» **EXERCISE AIM**: Will you print the material below without altering a single character?

### ITEMS

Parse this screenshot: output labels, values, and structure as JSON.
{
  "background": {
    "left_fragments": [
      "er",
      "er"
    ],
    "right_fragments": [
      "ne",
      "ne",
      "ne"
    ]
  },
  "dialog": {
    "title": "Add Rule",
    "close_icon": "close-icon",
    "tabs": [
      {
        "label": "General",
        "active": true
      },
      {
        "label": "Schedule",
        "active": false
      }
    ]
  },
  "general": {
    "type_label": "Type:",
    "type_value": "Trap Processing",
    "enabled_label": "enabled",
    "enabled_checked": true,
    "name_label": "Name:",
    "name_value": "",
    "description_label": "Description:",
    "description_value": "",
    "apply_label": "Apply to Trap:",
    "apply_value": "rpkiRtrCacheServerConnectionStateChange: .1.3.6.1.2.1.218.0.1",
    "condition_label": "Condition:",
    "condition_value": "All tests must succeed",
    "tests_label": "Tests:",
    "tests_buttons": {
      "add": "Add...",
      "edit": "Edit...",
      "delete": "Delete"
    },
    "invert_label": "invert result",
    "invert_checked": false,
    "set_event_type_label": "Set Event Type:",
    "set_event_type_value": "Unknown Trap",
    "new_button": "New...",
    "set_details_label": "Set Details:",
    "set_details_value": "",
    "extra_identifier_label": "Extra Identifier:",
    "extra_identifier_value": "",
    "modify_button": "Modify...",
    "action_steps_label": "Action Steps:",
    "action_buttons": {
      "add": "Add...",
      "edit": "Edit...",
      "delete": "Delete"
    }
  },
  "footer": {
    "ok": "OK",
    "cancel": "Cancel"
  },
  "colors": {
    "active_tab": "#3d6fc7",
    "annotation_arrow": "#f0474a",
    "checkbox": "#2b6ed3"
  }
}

######

» **WRITTEN RESPONSE**:
Parse this screenshot: output labels, values, and structure as JSON.
{
  "background": {
    "left_fragments": [
      "er",
      "er"
    ],
    "right_fragments": [
      "ne",
      "ne",
      "ne"
    ]
  },
  "dialog": {
    "title": "Add Rule",
    "close_icon": "close-icon",
    "tabs": [
      {
        "label": "General",
        "active": true
      },
      {
        "label": "Schedule",
        "active": false
      }
    ]
  },
  "general": {
    "type_label": "Type:",
    "type_value": "Trap Processing",
    "enabled_label": "enabled",
    "enabled_checked": true,
    "name_label": "Name:",
    "name_value": "",
    "description_label": "Description:",
    "description_value": "",
    "apply_label": "Apply to Trap:",
    "apply_value": "rpkiRtrCacheServerConnectionStateChange: .1.3.6.1.2.1.218.0.1",
    "condition_label": "Condition:",
    "condition_value": "All tests must succeed",
    "tests_label": "Tests:",
    "tests_buttons": {
      "add": "Add...",
      "edit": "Edit...",
      "delete": "Delete"
    },
    "invert_label": "invert result",
    "invert_checked": false,
    "set_event_type_label": "Set Event Type:",
    "set_event_type_value": "Unknown Trap",
    "new_button": "New...",
    "set_details_label": "Set Details:",
    "set_details_value": "",
    "extra_identifier_label": "Extra Identifier:",
    "extra_identifier_value": "",
    "modify_button": "Modify...",
    "action_steps_label": "Action Steps:",
    "action_buttons": {
      "add": "Add...",
      "edit": "Edit...",
      "delete": "Delete"
    }
  },
  "footer": {
    "ok": "OK",
    "cancel": "Cancel"
  },
  "colors": {
    "active_tab": "#3d6fc7",
    "annotation_arrow": "#f0474a",
    "checkbox": "#2b6ed3"
  }
}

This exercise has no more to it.